▸ Exercise task
Each record that follows should be repeated exactly, minus any images.
* * * * * * * * *
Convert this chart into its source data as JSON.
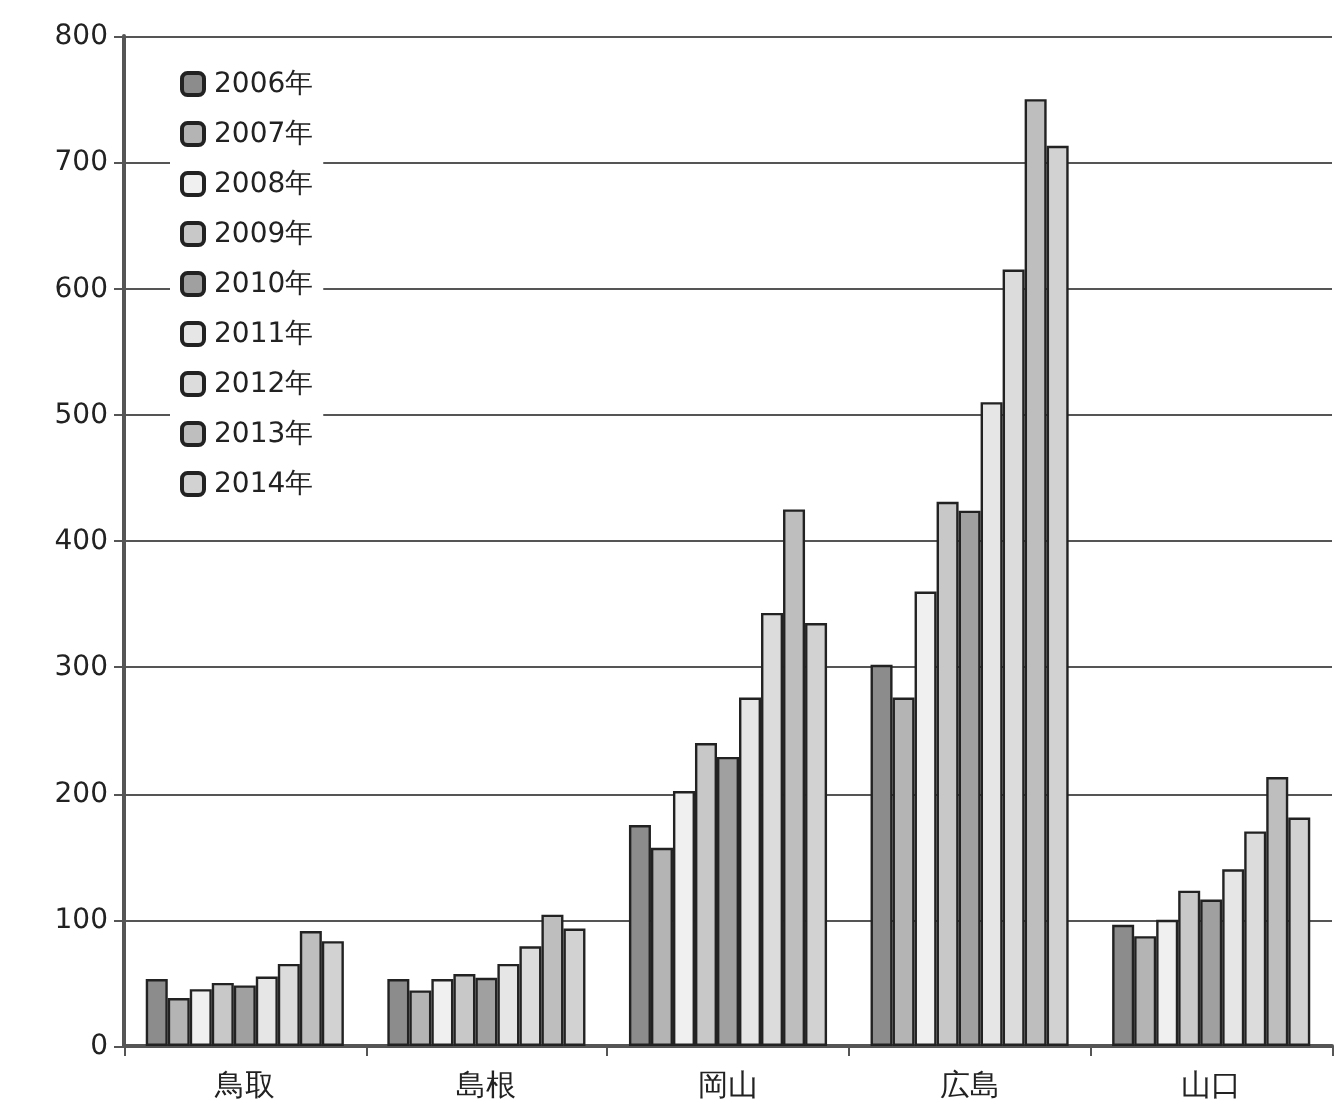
{
  "chart_data": {
    "type": "bar",
    "categories": [
      "鳥取",
      "島根",
      "岡山",
      "広島",
      "山口"
    ],
    "series": [
      {
        "name": "2006年",
        "color": "#8c8c8c",
        "values": [
          53,
          53,
          175,
          302,
          96
        ]
      },
      {
        "name": "2007年",
        "color": "#b4b4b4",
        "values": [
          38,
          44,
          157,
          276,
          87
        ]
      },
      {
        "name": "2008年",
        "color": "#f0f0f0",
        "values": [
          45,
          53,
          202,
          360,
          100
        ]
      },
      {
        "name": "2009年",
        "color": "#c8c8c8",
        "values": [
          50,
          57,
          240,
          431,
          123
        ]
      },
      {
        "name": "2010年",
        "color": "#a0a0a0",
        "values": [
          48,
          54,
          229,
          424,
          116
        ]
      },
      {
        "name": "2011年",
        "color": "#e6e6e6",
        "values": [
          55,
          65,
          276,
          510,
          140
        ]
      },
      {
        "name": "2012年",
        "color": "#dcdcdc",
        "values": [
          65,
          79,
          343,
          615,
          170
        ]
      },
      {
        "name": "2013年",
        "color": "#bebebe",
        "values": [
          91,
          104,
          425,
          750,
          213
        ]
      },
      {
        "name": "2014年",
        "color": "#d2d2d2",
        "values": [
          83,
          93,
          335,
          713,
          181
        ]
      }
    ],
    "ylim": [
      0,
      800
    ],
    "yticks": [
      0,
      100,
      200,
      300,
      400,
      500,
      600,
      700,
      800
    ],
    "grid": "y",
    "legend": "top left"
  }
}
* * * * * * * * *
▸ Task output
Convert this chart into its source data as JSON.
{
  "chart_data": {
    "type": "bar",
    "categories": [
      "鳥取",
      "島根",
      "岡山",
      "広島",
      "山口"
    ],
    "series": [
      {
        "name": "2006年",
        "color": "#8c8c8c",
        "values": [
          53,
          53,
          175,
          302,
          96
        ]
      },
      {
        "name": "2007年",
        "color": "#b4b4b4",
        "values": [
          38,
          44,
          157,
          276,
          87
        ]
      },
      {
        "name": "2008年",
        "color": "#f0f0f0",
        "values": [
          45,
          53,
          202,
          360,
          100
        ]
      },
      {
        "name": "2009年",
        "color": "#c8c8c8",
        "values": [
          50,
          57,
          240,
          431,
          123
        ]
      },
      {
        "name": "2010年",
        "color": "#a0a0a0",
        "values": [
          48,
          54,
          229,
          424,
          116
        ]
      },
      {
        "name": "2011年",
        "color": "#e6e6e6",
        "values": [
          55,
          65,
          276,
          510,
          140
        ]
      },
      {
        "name": "2012年",
        "color": "#dcdcdc",
        "values": [
          65,
          79,
          343,
          615,
          170
        ]
      },
      {
        "name": "2013年",
        "color": "#bebebe",
        "values": [
          91,
          104,
          425,
          750,
          213
        ]
      },
      {
        "name": "2014年",
        "color": "#d2d2d2",
        "values": [
          83,
          93,
          335,
          713,
          181
        ]
      }
    ],
    "ylim": [
      0,
      800
    ],
    "yticks": [
      0,
      100,
      200,
      300,
      400,
      500,
      600,
      700,
      800
    ],
    "grid": "y",
    "legend": "top left"
  }
}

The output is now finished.